## WORK TO BE COMPLETED
Output every line of the entries below as a Markdown table with the columns Row and Line. Number each line in Row and skip blank lines.

## PROVIDED DATA
########

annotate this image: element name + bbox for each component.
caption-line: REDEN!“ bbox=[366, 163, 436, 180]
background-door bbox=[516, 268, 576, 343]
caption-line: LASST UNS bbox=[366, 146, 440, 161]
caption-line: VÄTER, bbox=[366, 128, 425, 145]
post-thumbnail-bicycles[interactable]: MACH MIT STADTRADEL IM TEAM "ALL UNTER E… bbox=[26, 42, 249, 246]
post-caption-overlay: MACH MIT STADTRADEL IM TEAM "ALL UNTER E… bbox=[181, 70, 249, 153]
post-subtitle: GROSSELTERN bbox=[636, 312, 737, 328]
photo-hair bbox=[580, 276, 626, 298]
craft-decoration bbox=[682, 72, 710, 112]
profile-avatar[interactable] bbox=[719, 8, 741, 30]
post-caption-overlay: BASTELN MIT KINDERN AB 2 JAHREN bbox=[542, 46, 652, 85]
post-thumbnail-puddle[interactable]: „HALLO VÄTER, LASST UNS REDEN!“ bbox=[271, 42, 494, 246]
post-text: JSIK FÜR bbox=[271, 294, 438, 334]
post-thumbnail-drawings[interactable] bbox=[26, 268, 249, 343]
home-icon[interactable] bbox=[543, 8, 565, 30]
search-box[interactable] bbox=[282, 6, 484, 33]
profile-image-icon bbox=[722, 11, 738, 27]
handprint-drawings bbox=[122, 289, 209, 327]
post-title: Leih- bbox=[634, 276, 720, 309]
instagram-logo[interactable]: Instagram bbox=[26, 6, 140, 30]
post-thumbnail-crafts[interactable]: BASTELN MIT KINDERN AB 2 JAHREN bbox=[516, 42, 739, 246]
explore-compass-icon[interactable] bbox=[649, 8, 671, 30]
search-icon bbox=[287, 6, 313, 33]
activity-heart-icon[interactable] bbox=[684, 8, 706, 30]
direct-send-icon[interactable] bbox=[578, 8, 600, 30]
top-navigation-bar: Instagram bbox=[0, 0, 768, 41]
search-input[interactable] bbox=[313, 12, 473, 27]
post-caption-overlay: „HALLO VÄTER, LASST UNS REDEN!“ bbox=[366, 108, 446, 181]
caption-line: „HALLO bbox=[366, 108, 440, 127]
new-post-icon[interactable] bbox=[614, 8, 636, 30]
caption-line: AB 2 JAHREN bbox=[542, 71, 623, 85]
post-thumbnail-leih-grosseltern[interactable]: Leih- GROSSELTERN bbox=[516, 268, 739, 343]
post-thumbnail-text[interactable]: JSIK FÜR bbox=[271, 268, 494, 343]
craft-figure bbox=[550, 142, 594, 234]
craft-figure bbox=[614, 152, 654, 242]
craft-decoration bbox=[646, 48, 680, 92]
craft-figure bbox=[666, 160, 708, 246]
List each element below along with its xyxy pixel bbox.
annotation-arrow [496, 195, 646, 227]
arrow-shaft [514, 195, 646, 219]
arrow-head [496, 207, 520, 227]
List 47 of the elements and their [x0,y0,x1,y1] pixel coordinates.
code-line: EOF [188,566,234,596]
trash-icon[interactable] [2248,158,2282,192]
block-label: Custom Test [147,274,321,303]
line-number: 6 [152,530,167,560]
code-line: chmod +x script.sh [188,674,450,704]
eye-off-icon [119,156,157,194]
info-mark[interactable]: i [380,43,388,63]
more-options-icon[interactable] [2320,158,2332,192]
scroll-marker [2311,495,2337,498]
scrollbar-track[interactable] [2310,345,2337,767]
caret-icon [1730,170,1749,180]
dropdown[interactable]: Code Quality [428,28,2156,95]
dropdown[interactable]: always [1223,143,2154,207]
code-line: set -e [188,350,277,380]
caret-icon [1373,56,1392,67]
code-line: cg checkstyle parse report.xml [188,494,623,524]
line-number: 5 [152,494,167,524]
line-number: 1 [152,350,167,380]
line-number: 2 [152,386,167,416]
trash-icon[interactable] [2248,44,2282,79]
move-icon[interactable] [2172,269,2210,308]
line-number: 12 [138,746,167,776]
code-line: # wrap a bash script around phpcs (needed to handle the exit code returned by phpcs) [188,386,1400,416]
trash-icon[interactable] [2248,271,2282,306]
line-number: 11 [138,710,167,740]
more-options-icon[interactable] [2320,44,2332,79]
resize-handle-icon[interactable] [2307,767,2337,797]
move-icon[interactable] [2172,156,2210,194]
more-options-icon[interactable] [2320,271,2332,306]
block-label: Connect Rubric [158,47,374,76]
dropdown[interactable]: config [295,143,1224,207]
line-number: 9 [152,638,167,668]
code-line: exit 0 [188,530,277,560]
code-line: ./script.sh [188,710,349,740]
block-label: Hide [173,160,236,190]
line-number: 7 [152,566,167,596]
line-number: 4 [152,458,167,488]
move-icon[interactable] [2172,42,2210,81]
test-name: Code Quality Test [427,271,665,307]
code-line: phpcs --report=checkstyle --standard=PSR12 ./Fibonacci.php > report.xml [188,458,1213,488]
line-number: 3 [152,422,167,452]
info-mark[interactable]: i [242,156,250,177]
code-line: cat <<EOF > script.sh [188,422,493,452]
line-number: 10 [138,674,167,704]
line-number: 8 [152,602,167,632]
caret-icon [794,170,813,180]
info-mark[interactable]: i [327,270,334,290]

########

## FINAL RESULT
| Row | Line |
|---|---|
| 1 | annotate this image: element name + bbox for each component. |
| 2 | caption-line: REDEN!“ bbox=[366, 163, 436, 180] |
| 3 | background-door bbox=[516, 268, 576, 343] |
| 4 | caption-line: LASST UNS bbox=[366, 146, 440, 161] |
| 5 | caption-line: VÄTER, bbox=[366, 128, 425, 145] |
| 6 | post-thumbnail-bicycles[interactable]: MACH MIT STADTRADEL IM TEAM "ALL UNTER E… bbox=[26, 42, 249, 246] |
| 7 | post-caption-overlay: MACH MIT STADTRADEL IM TEAM "ALL UNTER E… bbox=[181, 70, 249, 153] |
| 8 | post-subtitle: GROSSELTERN bbox=[636, 312, 737, 328] |
| 9 | photo-hair bbox=[580, 276, 626, 298] |
| 10 | craft-decoration bbox=[682, 72, 710, 112] |
| 11 | profile-avatar[interactable] bbox=[719, 8, 741, 30] |
| 12 | post-caption-overlay: BASTELN MIT KINDERN AB 2 JAHREN bbox=[542, 46, 652, 85] |
| 13 | post-thumbnail-puddle[interactable]: „HALLO VÄTER, LASST UNS REDEN!“ bbox=[271, 42, 494, 246] |
| 14 | post-text: JSIK FÜR bbox=[271, 294, 438, 334] |
| 15 | post-thumbnail-drawings[interactable] bbox=[26, 268, 249, 343] |
| 16 | home-icon[interactable] bbox=[543, 8, 565, 30] |
| 17 | search-box[interactable] bbox=[282, 6, 484, 33] |
| 18 | profile-image-icon bbox=[722, 11, 738, 27] |
| 19 | handprint-drawings bbox=[122, 289, 209, 327] |
| 20 | post-title: Leih- bbox=[634, 276, 720, 309] |
| 21 | instagram-logo[interactable]: Instagram bbox=[26, 6, 140, 30] |
| 22 | post-thumbnail-crafts[interactable]: BASTELN MIT KINDERN AB 2 JAHREN bbox=[516, 42, 739, 246] |
| 23 | explore-compass-icon[interactable] bbox=[649, 8, 671, 30] |
| 24 | search-icon bbox=[287, 6, 313, 33] |
| 25 | activity-heart-icon[interactable] bbox=[684, 8, 706, 30] |
| 26 | direct-send-icon[interactable] bbox=[578, 8, 600, 30] |
| 27 | top-navigation-bar: Instagram bbox=[0, 0, 768, 41] |
| 28 | search-input[interactable] bbox=[313, 12, 473, 27] |
| 29 | post-caption-overlay: „HALLO VÄTER, LASST UNS REDEN!“ bbox=[366, 108, 446, 181] |
| 30 | caption-line: „HALLO bbox=[366, 108, 440, 127] |
| 31 | new-post-icon[interactable] bbox=[614, 8, 636, 30] |
| 32 | caption-line: AB 2 JAHREN bbox=[542, 71, 623, 85] |
| 33 | post-thumbnail-leih-grosseltern[interactable]: Leih- GROSSELTERN bbox=[516, 268, 739, 343] |
| 34 | post-thumbnail-text[interactable]: JSIK FÜR bbox=[271, 268, 494, 343] |
| 35 | craft-figure bbox=[550, 142, 594, 234] |
| 36 | craft-figure bbox=[614, 152, 654, 242] |
| 37 | craft-decoration bbox=[646, 48, 680, 92] |
| 38 | craft-figure bbox=[666, 160, 708, 246] |
| 39 | List each element below along with its xyxy pixel bbox. |
| 40 | annotation-arrow [496, 195, 646, 227] |
| 41 | arrow-shaft [514, 195, 646, 219] |
| 42 | arrow-head [496, 207, 520, 227] |
| 43 | List 47 of the elements and their [x0,y0,x1,y1] pixel coordinates. |
| 44 | code-line: EOF [188,566,234,596] |
| 45 | trash-icon[interactable] [2248,158,2282,192] |
| 46 | block-label: Custom Test [147,274,321,303] |
| 47 | line-number: 6 [152,530,167,560] |
| 48 | code-line: chmod +x script.sh [188,674,450,704] |
| 49 | eye-off-icon [119,156,157,194] |
| 50 | info-mark[interactable]: i [380,43,388,63] |
| 51 | more-options-icon[interactable] [2320,158,2332,192] |
| 52 | scroll-marker [2311,495,2337,498] |
| 53 | scrollbar-track[interactable] [2310,345,2337,767] |
| 54 | caret-icon [1730,170,1749,180] |
| 55 | dropdown[interactable]: Code Quality [428,28,2156,95] |
| 56 | dropdown[interactable]: always [1223,143,2154,207] |
| 57 | code-line: set -e [188,350,277,380] |
| 58 | caret-icon [1373,56,1392,67] |
| 59 | code-line: cg checkstyle parse report.xml [188,494,623,524] |
| 60 | line-number: 5 [152,494,167,524] |
| 61 | line-number: 1 [152,350,167,380] |
| 62 | line-number: 2 [152,386,167,416] |
| 63 | trash-icon[interactable] [2248,44,2282,79] |
| 64 | move-icon[interactable] [2172,269,2210,308] |
| 65 | line-number: 12 [138,746,167,776] |
| 66 | code-line: # wrap a bash script around phpcs (needed to handle the exit code returned by phpcs) [188,386,1400,416] |
| 67 | trash-icon[interactable] [2248,271,2282,306] |
| 68 | line-number: 11 [138,710,167,740] |
| 69 | more-options-icon[interactable] [2320,44,2332,79] |
| 70 | resize-handle-icon[interactable] [2307,767,2337,797] |
| 71 | move-icon[interactable] [2172,156,2210,194] |
| 72 | more-options-icon[interactable] [2320,271,2332,306] |
| 73 | block-label: Connect Rubric [158,47,374,76] |
| 74 | dropdown[interactable]: config [295,143,1224,207] |
| 75 | line-number: 9 [152,638,167,668] |
| 76 | code-line: exit 0 [188,530,277,560] |
| 77 | code-line: ./script.sh [188,710,349,740] |
| 78 | block-label: Hide [173,160,236,190] |
| 79 | line-number: 7 [152,566,167,596] |
| 80 | line-number: 4 [152,458,167,488] |
| 81 | move-icon[interactable] [2172,42,2210,81] |
| 82 | test-name: Code Quality Test [427,271,665,307] |
| 83 | code-line: phpcs --report=checkstyle --standard=PSR12 ./Fibonacci.php > report.xml [188,458,1213,488] |
| 84 | line-number: 3 [152,422,167,452] |
| 85 | info-mark[interactable]: i [242,156,250,177] |
| 86 | code-line: cat <<EOF > script.sh [188,422,493,452] |
| 87 | line-number: 10 [138,674,167,704] |
| 88 | line-number: 8 [152,602,167,632] |
| 89 | caret-icon [794,170,813,180] |
| 90 | info-mark[interactable]: i [327,270,334,290] |